● Problem to work on:
Every entry needs to be reproduced exactly.

--- start of Raw records ---

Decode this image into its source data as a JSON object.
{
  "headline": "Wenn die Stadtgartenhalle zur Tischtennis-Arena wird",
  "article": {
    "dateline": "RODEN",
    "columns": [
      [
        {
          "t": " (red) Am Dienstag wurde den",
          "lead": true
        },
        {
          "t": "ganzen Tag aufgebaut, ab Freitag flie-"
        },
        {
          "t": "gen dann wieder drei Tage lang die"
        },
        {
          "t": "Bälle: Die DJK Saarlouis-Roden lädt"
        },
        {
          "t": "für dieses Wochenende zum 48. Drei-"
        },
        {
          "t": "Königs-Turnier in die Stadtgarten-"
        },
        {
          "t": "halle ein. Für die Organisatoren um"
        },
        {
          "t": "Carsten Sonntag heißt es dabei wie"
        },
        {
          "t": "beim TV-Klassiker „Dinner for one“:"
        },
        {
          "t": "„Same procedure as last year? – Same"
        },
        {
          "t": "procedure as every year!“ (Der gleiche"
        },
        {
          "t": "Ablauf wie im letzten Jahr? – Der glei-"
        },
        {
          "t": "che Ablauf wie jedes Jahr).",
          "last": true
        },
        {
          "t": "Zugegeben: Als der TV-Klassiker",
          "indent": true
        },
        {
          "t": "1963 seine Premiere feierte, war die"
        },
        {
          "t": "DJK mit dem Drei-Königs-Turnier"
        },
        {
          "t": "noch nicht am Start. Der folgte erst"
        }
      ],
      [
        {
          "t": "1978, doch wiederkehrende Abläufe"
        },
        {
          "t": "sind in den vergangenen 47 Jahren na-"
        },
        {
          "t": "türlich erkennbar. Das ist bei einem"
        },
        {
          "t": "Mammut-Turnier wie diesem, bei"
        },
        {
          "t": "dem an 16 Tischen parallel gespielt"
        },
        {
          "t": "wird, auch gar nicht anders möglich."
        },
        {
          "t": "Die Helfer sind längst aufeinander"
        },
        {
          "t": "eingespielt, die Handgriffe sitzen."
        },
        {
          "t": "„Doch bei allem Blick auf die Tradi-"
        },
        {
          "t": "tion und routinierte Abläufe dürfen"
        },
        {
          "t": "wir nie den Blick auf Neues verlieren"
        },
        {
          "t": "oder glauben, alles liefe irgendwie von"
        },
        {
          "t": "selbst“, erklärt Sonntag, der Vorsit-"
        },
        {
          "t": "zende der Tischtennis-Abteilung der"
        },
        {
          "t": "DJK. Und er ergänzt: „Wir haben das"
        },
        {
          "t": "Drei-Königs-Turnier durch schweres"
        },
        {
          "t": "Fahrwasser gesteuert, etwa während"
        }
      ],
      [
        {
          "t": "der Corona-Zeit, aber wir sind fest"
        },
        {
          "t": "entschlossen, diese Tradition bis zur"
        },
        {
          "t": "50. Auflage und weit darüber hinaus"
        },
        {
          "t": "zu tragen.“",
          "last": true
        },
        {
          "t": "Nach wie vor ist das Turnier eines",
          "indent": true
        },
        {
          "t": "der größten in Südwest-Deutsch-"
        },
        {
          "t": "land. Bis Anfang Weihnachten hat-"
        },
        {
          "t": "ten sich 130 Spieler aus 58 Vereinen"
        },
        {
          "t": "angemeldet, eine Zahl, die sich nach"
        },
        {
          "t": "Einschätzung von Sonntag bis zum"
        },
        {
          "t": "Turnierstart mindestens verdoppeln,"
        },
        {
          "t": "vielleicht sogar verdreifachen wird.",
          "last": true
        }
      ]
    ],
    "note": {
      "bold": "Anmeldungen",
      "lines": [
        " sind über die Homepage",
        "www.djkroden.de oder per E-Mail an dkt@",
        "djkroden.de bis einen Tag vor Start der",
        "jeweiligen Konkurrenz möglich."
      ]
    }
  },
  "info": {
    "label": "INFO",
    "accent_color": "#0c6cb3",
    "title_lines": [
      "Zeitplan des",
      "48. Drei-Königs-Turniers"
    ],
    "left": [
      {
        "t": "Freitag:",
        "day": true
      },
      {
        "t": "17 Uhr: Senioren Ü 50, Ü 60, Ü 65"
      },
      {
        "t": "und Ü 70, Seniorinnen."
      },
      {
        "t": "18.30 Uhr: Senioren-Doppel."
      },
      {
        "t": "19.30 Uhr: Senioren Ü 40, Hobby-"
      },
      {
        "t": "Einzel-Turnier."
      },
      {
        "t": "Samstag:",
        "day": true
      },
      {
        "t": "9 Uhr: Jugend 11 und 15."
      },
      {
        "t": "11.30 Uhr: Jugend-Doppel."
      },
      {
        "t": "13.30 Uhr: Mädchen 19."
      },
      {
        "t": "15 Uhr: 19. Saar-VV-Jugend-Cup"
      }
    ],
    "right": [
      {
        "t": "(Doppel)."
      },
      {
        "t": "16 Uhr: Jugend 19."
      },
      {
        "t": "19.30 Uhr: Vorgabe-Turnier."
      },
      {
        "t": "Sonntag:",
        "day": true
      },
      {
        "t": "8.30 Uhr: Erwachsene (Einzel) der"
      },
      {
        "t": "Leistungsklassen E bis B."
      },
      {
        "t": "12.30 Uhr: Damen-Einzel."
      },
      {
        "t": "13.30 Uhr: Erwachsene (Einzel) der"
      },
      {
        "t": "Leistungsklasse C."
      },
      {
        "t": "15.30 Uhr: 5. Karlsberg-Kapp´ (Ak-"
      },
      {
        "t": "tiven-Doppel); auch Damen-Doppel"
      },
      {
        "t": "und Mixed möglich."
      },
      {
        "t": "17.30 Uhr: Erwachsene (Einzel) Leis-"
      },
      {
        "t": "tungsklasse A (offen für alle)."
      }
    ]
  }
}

--- end of Raw records ---

● Reply to the exercise:
Decode this image into its source data as a JSON object.
{
  "headline": "Wenn die Stadtgartenhalle zur Tischtennis-Arena wird",
  "article": {
    "dateline": "RODEN",
    "columns": [
      [
        {
          "t": " (red) Am Dienstag wurde den",
          "lead": true
        },
        {
          "t": "ganzen Tag aufgebaut, ab Freitag flie-"
        },
        {
          "t": "gen dann wieder drei Tage lang die"
        },
        {
          "t": "Bälle: Die DJK Saarlouis-Roden lädt"
        },
        {
          "t": "für dieses Wochenende zum 48. Drei-"
        },
        {
          "t": "Königs-Turnier in die Stadtgarten-"
        },
        {
          "t": "halle ein. Für die Organisatoren um"
        },
        {
          "t": "Carsten Sonntag heißt es dabei wie"
        },
        {
          "t": "beim TV-Klassiker „Dinner for one“:"
        },
        {
          "t": "„Same procedure as last year? – Same"
        },
        {
          "t": "procedure as every year!“ (Der gleiche"
        },
        {
          "t": "Ablauf wie im letzten Jahr? – Der glei-"
        },
        {
          "t": "che Ablauf wie jedes Jahr).",
          "last": true
        },
        {
          "t": "Zugegeben: Als der TV-Klassiker",
          "indent": true
        },
        {
          "t": "1963 seine Premiere feierte, war die"
        },
        {
          "t": "DJK mit dem Drei-Königs-Turnier"
        },
        {
          "t": "noch nicht am Start. Der folgte erst"
        }
      ],
      [
        {
          "t": "1978, doch wiederkehrende Abläufe"
        },
        {
          "t": "sind in den vergangenen 47 Jahren na-"
        },
        {
          "t": "türlich erkennbar. Das ist bei einem"
        },
        {
          "t": "Mammut-Turnier wie diesem, bei"
        },
        {
          "t": "dem an 16 Tischen parallel gespielt"
        },
        {
          "t": "wird, auch gar nicht anders möglich."
        },
        {
          "t": "Die Helfer sind längst aufeinander"
        },
        {
          "t": "eingespielt, die Handgriffe sitzen."
        },
        {
          "t": "„Doch bei allem Blick auf die Tradi-"
        },
        {
          "t": "tion und routinierte Abläufe dürfen"
        },
        {
          "t": "wir nie den Blick auf Neues verlieren"
        },
        {
          "t": "oder glauben, alles liefe irgendwie von"
        },
        {
          "t": "selbst“, erklärt Sonntag, der Vorsit-"
        },
        {
          "t": "zende der Tischtennis-Abteilung der"
        },
        {
          "t": "DJK. Und er ergänzt: „Wir haben das"
        },
        {
          "t": "Drei-Königs-Turnier durch schweres"
        },
        {
          "t": "Fahrwasser gesteuert, etwa während"
        }
      ],
      [
        {
          "t": "der Corona-Zeit, aber wir sind fest"
        },
        {
          "t": "entschlossen, diese Tradition bis zur"
        },
        {
          "t": "50. Auflage und weit darüber hinaus"
        },
        {
          "t": "zu tragen.“",
          "last": true
        },
        {
          "t": "Nach wie vor ist das Turnier eines",
          "indent": true
        },
        {
          "t": "der größten in Südwest-Deutsch-"
        },
        {
          "t": "land. Bis Anfang Weihnachten hat-"
        },
        {
          "t": "ten sich 130 Spieler aus 58 Vereinen"
        },
        {
          "t": "angemeldet, eine Zahl, die sich nach"
        },
        {
          "t": "Einschätzung von Sonntag bis zum"
        },
        {
          "t": "Turnierstart mindestens verdoppeln,"
        },
        {
          "t": "vielleicht sogar verdreifachen wird.",
          "last": true
        }
      ]
    ],
    "note": {
      "bold": "Anmeldungen",
      "lines": [
        " sind über die Homepage",
        "www.djkroden.de oder per E-Mail an dkt@",
        "djkroden.de bis einen Tag vor Start der",
        "jeweiligen Konkurrenz möglich."
      ]
    }
  },
  "info": {
    "label": "INFO",
    "accent_color": "#0c6cb3",
    "title_lines": [
      "Zeitplan des",
      "48. Drei-Königs-Turniers"
    ],
    "left": [
      {
        "t": "Freitag:",
        "day": true
      },
      {
        "t": "17 Uhr: Senioren Ü 50, Ü 60, Ü 65"
      },
      {
        "t": "und Ü 70, Seniorinnen."
      },
      {
        "t": "18.30 Uhr: Senioren-Doppel."
      },
      {
        "t": "19.30 Uhr: Senioren Ü 40, Hobby-"
      },
      {
        "t": "Einzel-Turnier."
      },
      {
        "t": "Samstag:",
        "day": true
      },
      {
        "t": "9 Uhr: Jugend 11 und 15."
      },
      {
        "t": "11.30 Uhr: Jugend-Doppel."
      },
      {
        "t": "13.30 Uhr: Mädchen 19."
      },
      {
        "t": "15 Uhr: 19. Saar-VV-Jugend-Cup"
      }
    ],
    "right": [
      {
        "t": "(Doppel)."
      },
      {
        "t": "16 Uhr: Jugend 19."
      },
      {
        "t": "19.30 Uhr: Vorgabe-Turnier."
      },
      {
        "t": "Sonntag:",
        "day": true
      },
      {
        "t": "8.30 Uhr: Erwachsene (Einzel) der"
      },
      {
        "t": "Leistungsklassen E bis B."
      },
      {
        "t": "12.30 Uhr: Damen-Einzel."
      },
      {
        "t": "13.30 Uhr: Erwachsene (Einzel) der"
      },
      {
        "t": "Leistungsklasse C."
      },
      {
        "t": "15.30 Uhr: 5. Karlsberg-Kapp´ (Ak-"
      },
      {
        "t": "tiven-Doppel); auch Damen-Doppel"
      },
      {
        "t": "und Mixed möglich."
      },
      {
        "t": "17.30 Uhr: Erwachsene (Einzel) Leis-"
      },
      {
        "t": "tungsklasse A (offen für alle)."
      }
    ]
  }
}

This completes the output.